DIRECTIVE |
Give back the whole listing exactly as shown.

MATERIAL TO PROCESS |
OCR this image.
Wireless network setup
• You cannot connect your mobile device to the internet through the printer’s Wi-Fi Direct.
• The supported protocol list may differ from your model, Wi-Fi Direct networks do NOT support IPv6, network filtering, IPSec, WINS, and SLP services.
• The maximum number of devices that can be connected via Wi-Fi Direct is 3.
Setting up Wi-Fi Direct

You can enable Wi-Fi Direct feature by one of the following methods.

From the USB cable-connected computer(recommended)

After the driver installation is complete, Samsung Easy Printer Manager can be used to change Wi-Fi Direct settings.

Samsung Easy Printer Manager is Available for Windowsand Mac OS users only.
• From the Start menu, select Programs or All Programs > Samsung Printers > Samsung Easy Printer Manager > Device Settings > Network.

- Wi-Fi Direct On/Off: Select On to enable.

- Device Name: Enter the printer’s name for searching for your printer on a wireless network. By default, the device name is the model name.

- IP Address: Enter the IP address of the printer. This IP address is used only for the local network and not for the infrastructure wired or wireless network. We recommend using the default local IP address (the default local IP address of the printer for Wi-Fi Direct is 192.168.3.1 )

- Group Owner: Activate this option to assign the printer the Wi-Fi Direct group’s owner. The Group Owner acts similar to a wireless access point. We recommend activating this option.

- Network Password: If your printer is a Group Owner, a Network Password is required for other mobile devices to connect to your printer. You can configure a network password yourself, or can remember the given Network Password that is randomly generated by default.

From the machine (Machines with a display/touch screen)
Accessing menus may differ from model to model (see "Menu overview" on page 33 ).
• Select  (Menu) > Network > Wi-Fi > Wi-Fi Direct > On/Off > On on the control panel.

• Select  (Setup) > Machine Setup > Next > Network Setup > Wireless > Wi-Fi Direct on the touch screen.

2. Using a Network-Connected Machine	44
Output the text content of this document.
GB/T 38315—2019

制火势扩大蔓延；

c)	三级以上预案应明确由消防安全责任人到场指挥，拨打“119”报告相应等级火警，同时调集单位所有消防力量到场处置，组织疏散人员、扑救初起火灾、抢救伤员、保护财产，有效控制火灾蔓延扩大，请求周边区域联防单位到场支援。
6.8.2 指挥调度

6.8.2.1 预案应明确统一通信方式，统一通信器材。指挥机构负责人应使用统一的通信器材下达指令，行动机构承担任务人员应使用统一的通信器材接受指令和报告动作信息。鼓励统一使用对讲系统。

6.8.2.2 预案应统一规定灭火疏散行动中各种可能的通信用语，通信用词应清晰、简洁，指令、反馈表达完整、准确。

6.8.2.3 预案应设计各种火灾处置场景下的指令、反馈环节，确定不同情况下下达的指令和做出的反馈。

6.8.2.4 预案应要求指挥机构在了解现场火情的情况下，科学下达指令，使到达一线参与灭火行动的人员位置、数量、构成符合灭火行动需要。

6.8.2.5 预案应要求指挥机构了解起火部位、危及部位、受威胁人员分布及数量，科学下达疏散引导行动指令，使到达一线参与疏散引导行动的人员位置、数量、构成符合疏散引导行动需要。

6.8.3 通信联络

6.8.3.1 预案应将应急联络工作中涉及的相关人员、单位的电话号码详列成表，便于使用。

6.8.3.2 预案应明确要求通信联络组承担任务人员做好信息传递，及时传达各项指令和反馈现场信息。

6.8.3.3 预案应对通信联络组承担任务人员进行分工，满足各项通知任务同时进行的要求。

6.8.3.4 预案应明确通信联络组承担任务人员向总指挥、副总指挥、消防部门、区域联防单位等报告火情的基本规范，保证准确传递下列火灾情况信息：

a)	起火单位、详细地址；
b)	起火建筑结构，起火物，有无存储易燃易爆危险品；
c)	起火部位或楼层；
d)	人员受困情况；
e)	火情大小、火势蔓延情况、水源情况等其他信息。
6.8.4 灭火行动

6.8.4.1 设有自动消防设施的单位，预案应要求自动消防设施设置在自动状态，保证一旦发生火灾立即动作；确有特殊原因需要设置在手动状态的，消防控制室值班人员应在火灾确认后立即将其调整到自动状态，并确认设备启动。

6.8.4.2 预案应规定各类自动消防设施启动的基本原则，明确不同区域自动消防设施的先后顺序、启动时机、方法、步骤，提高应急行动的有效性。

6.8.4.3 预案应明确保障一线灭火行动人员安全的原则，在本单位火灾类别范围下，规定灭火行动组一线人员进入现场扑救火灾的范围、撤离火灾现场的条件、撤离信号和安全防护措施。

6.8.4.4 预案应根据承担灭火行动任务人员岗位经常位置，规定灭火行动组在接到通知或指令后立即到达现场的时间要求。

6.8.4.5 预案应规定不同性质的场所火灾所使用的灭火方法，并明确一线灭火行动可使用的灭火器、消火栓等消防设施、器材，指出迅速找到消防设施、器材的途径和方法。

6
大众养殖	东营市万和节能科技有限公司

RESPONSE TO THIS EXERCISE |
OCR this image.
Wireless network setup
• You cannot connect your mobile device to the internet through the printer’s Wi-Fi Direct.
• The supported protocol list may differ from your model, Wi-Fi Direct networks do NOT support IPv6, network filtering, IPSec, WINS, and SLP services.
• The maximum number of devices that can be connected via Wi-Fi Direct is 3.
Setting up Wi-Fi Direct

You can enable Wi-Fi Direct feature by one of the following methods.

From the USB cable-connected computer(recommended)

After the driver installation is complete, Samsung Easy Printer Manager can be used to change Wi-Fi Direct settings.

Samsung Easy Printer Manager is Available for Windowsand Mac OS users only.
• From the Start menu, select Programs or All Programs > Samsung Printers > Samsung Easy Printer Manager > Device Settings > Network.

- Wi-Fi Direct On/Off: Select On to enable.

- Device Name: Enter the printer’s name for searching for your printer on a wireless network. By default, the device name is the model name.

- IP Address: Enter the IP address of the printer. This IP address is used only for the local network and not for the infrastructure wired or wireless network. We recommend using the default local IP address (the default local IP address of the printer for Wi-Fi Direct is 192.168.3.1 )

- Group Owner: Activate this option to assign the printer the Wi-Fi Direct group’s owner. The Group Owner acts similar to a wireless access point. We recommend activating this option.

- Network Password: If your printer is a Group Owner, a Network Password is required for other mobile devices to connect to your printer. You can configure a network password yourself, or can remember the given Network Password that is randomly generated by default.

From the machine (Machines with a display/touch screen)
Accessing menus may differ from model to model (see "Menu overview" on page 33 ).
• Select  (Menu) > Network > Wi-Fi > Wi-Fi Direct > On/Off > On on the control panel.

• Select  (Setup) > Machine Setup > Next > Network Setup > Wireless > Wi-Fi Direct on the touch screen.

2. Using a Network-Connected Machine	44
Output the text content of this document.
GB/T 38315—2019

制火势扩大蔓延；

c)	三级以上预案应明确由消防安全责任人到场指挥，拨打“119”报告相应等级火警，同时调集单位所有消防力量到场处置，组织疏散人员、扑救初起火灾、抢救伤员、保护财产，有效控制火灾蔓延扩大，请求周边区域联防单位到场支援。
6.8.2 指挥调度

6.8.2.1 预案应明确统一通信方式，统一通信器材。指挥机构负责人应使用统一的通信器材下达指令，行动机构承担任务人员应使用统一的通信器材接受指令和报告动作信息。鼓励统一使用对讲系统。

6.8.2.2 预案应统一规定灭火疏散行动中各种可能的通信用语，通信用词应清晰、简洁，指令、反馈表达完整、准确。

6.8.2.3 预案应设计各种火灾处置场景下的指令、反馈环节，确定不同情况下下达的指令和做出的反馈。

6.8.2.4 预案应要求指挥机构在了解现场火情的情况下，科学下达指令，使到达一线参与灭火行动的人员位置、数量、构成符合灭火行动需要。

6.8.2.5 预案应要求指挥机构了解起火部位、危及部位、受威胁人员分布及数量，科学下达疏散引导行动指令，使到达一线参与疏散引导行动的人员位置、数量、构成符合疏散引导行动需要。

6.8.3 通信联络

6.8.3.1 预案应将应急联络工作中涉及的相关人员、单位的电话号码详列成表，便于使用。

6.8.3.2 预案应明确要求通信联络组承担任务人员做好信息传递，及时传达各项指令和反馈现场信息。

6.8.3.3 预案应对通信联络组承担任务人员进行分工，满足各项通知任务同时进行的要求。

6.8.3.4 预案应明确通信联络组承担任务人员向总指挥、副总指挥、消防部门、区域联防单位等报告火情的基本规范，保证准确传递下列火灾情况信息：

a)	起火单位、详细地址；
b)	起火建筑结构，起火物，有无存储易燃易爆危险品；
c)	起火部位或楼层；
d)	人员受困情况；
e)	火情大小、火势蔓延情况、水源情况等其他信息。
6.8.4 灭火行动

6.8.4.1 设有自动消防设施的单位，预案应要求自动消防设施设置在自动状态，保证一旦发生火灾立即动作；确有特殊原因需要设置在手动状态的，消防控制室值班人员应在火灾确认后立即将其调整到自动状态，并确认设备启动。

6.8.4.2 预案应规定各类自动消防设施启动的基本原则，明确不同区域自动消防设施的先后顺序、启动时机、方法、步骤，提高应急行动的有效性。

6.8.4.3 预案应明确保障一线灭火行动人员安全的原则，在本单位火灾类别范围下，规定灭火行动组一线人员进入现场扑救火灾的范围、撤离火灾现场的条件、撤离信号和安全防护措施。

6.8.4.4 预案应根据承担灭火行动任务人员岗位经常位置，规定灭火行动组在接到通知或指令后立即到达现场的时间要求。

6.8.4.5 预案应规定不同性质的场所火灾所使用的灭火方法，并明确一线灭火行动可使用的灭火器、消火栓等消防设施、器材，指出迅速找到消防设施、器材的途径和方法。

6
大众养殖	东营市万和节能科技有限公司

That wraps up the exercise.